• **INPUT ROWS**
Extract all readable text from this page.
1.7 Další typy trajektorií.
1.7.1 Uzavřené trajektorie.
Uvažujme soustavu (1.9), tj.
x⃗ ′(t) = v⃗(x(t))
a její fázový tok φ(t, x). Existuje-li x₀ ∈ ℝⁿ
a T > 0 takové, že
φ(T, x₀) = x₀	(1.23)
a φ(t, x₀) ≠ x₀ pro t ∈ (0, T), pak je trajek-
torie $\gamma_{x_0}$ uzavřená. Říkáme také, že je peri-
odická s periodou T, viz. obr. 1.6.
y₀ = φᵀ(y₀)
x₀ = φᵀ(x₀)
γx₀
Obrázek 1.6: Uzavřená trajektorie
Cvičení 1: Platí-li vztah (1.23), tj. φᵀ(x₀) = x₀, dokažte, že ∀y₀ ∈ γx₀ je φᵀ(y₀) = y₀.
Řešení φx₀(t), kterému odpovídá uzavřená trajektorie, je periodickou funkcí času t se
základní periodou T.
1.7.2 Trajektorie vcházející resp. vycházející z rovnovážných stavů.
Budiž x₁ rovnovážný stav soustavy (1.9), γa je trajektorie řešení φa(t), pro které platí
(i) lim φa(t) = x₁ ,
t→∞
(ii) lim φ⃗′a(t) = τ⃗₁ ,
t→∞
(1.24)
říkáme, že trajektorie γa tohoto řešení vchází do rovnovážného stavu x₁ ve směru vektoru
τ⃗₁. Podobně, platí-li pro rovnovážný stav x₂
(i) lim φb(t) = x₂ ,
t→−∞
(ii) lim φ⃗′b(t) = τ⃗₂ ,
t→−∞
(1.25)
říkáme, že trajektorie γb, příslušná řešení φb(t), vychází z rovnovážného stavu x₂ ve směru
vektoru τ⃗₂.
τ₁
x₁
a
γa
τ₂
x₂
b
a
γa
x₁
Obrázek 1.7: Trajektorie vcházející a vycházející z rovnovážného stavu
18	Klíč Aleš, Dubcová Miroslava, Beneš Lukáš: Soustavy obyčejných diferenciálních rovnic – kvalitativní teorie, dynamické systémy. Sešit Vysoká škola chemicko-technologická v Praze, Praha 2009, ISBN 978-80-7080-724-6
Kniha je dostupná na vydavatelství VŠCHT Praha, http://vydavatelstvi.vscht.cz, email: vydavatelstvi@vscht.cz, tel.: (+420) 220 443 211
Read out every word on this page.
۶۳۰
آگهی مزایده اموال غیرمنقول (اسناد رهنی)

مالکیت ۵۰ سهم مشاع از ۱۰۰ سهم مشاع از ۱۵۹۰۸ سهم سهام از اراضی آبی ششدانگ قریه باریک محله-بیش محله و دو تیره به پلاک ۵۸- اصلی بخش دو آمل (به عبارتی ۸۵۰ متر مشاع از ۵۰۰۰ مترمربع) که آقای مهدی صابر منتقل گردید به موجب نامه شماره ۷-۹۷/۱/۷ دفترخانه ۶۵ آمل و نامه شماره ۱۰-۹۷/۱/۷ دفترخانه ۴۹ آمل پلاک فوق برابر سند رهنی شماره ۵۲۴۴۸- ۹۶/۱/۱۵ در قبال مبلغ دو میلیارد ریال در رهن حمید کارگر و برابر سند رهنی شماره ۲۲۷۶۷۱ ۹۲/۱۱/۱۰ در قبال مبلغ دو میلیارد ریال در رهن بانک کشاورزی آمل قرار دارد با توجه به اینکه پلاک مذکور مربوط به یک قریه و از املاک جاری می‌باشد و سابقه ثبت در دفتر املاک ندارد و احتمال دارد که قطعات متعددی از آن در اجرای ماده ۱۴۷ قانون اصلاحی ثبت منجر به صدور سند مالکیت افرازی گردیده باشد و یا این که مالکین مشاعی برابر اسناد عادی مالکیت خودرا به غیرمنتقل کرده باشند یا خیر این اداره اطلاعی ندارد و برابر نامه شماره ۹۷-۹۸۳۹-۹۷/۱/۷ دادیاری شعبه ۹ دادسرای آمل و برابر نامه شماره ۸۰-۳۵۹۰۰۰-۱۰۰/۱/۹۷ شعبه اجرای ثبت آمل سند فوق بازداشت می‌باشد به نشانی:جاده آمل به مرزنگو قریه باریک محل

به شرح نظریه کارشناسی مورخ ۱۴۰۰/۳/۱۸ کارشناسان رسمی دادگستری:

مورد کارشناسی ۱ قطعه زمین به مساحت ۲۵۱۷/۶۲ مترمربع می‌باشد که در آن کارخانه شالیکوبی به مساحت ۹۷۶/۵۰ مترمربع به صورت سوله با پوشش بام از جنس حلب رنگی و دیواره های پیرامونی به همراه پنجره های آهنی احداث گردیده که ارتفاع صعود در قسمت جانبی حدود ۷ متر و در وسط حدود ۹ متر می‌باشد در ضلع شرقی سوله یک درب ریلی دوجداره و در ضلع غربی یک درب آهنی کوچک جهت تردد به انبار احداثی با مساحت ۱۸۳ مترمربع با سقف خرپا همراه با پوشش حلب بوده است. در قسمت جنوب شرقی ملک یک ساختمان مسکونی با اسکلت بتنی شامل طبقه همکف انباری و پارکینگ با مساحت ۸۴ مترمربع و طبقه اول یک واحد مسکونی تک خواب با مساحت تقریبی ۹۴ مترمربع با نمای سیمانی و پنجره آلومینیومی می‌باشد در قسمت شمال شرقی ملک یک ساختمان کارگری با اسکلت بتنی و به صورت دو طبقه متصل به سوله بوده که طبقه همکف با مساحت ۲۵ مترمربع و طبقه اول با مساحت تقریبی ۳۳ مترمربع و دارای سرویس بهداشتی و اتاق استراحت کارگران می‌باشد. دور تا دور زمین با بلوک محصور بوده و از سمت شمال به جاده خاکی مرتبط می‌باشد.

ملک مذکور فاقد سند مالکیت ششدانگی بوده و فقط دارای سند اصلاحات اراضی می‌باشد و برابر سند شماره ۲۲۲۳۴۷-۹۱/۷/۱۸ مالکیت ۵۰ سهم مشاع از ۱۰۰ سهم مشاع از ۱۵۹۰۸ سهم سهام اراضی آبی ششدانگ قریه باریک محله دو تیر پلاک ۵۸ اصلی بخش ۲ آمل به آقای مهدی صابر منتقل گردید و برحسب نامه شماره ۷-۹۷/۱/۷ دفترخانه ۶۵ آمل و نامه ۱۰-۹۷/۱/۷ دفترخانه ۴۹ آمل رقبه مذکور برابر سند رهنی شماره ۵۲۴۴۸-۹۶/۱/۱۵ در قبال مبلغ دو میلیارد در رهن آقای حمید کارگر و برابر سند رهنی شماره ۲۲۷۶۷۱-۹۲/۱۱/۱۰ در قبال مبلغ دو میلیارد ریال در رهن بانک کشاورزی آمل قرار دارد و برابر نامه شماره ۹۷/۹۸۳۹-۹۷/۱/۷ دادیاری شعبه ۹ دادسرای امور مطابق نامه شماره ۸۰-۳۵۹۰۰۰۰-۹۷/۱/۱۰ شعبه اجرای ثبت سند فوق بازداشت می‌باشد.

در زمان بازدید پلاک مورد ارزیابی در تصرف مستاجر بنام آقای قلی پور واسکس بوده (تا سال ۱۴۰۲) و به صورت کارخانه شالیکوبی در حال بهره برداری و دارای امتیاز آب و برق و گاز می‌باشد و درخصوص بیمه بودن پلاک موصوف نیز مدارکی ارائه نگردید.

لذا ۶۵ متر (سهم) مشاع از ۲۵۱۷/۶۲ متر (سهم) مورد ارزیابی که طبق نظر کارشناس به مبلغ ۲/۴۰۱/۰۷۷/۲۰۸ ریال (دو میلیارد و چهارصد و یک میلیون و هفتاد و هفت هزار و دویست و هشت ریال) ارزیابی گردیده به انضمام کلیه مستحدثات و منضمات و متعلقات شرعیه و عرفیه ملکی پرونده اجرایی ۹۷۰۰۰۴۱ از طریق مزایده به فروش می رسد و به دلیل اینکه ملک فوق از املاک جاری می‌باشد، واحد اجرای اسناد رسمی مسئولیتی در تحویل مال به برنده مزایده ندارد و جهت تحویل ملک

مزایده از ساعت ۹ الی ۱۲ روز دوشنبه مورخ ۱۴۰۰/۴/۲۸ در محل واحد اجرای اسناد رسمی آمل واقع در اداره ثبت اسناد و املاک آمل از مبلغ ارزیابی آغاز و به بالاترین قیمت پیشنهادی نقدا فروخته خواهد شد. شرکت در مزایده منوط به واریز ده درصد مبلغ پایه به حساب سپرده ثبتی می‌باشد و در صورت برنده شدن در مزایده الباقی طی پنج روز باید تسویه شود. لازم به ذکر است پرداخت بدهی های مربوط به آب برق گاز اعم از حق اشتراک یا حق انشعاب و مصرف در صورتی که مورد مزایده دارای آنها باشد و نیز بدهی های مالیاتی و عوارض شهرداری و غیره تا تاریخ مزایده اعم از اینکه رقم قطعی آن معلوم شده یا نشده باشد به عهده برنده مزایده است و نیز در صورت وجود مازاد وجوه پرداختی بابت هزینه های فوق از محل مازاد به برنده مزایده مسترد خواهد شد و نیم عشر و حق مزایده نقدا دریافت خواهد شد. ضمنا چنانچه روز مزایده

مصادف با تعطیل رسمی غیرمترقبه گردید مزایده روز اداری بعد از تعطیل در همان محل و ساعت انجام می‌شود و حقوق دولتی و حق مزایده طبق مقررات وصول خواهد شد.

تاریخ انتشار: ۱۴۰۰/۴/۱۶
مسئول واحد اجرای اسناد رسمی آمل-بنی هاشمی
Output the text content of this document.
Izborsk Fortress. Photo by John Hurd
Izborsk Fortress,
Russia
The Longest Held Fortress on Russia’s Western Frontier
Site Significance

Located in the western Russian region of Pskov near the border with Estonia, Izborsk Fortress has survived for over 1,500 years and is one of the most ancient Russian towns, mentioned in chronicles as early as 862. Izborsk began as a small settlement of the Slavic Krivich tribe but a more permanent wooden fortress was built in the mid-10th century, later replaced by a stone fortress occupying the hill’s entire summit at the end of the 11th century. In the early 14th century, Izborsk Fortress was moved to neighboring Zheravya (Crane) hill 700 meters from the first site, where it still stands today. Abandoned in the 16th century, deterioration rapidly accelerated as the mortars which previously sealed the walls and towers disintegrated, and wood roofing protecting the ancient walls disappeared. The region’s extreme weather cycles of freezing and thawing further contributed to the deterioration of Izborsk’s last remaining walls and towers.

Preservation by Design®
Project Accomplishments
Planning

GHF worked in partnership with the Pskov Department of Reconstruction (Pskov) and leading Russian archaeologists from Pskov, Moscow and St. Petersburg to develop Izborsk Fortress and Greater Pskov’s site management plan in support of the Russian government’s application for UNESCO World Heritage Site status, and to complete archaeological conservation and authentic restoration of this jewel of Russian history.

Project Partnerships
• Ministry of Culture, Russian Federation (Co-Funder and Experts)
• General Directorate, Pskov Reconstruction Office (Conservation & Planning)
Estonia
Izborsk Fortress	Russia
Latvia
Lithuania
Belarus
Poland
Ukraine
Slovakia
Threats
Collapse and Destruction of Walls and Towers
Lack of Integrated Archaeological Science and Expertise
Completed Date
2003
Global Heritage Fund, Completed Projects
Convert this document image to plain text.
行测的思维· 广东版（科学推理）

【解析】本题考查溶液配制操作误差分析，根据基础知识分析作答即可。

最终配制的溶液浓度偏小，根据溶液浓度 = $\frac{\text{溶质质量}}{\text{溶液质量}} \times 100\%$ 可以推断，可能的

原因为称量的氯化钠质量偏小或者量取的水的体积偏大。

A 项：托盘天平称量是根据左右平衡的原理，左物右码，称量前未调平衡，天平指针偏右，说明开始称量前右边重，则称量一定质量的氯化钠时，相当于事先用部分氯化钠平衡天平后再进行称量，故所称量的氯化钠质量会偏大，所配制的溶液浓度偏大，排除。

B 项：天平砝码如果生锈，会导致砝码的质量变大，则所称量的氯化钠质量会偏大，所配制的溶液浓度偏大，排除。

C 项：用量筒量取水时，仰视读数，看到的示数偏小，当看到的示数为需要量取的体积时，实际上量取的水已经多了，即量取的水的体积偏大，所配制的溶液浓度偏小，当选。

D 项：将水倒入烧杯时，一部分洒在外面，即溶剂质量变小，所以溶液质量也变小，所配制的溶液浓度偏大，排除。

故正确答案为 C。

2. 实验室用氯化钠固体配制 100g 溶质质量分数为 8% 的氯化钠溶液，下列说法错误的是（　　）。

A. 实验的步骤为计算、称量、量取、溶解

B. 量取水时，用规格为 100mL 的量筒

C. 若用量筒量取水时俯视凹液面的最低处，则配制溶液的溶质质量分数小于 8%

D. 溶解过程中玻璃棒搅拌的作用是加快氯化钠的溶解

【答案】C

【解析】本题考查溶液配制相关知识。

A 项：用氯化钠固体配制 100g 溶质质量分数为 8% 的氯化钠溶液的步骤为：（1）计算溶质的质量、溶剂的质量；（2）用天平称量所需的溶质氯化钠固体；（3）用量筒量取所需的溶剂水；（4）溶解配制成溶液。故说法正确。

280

• **EXERCISE AIM**
In the lines above, find each one with "vycházející" and list it.

• **WRITTEN SOLUTION**
1.7.2 Trajektorie vcházející resp. vycházející z rovnovážných stavů.
Obrázek 1.7: Trajektorie vcházející a vycházející z rovnovážného stavu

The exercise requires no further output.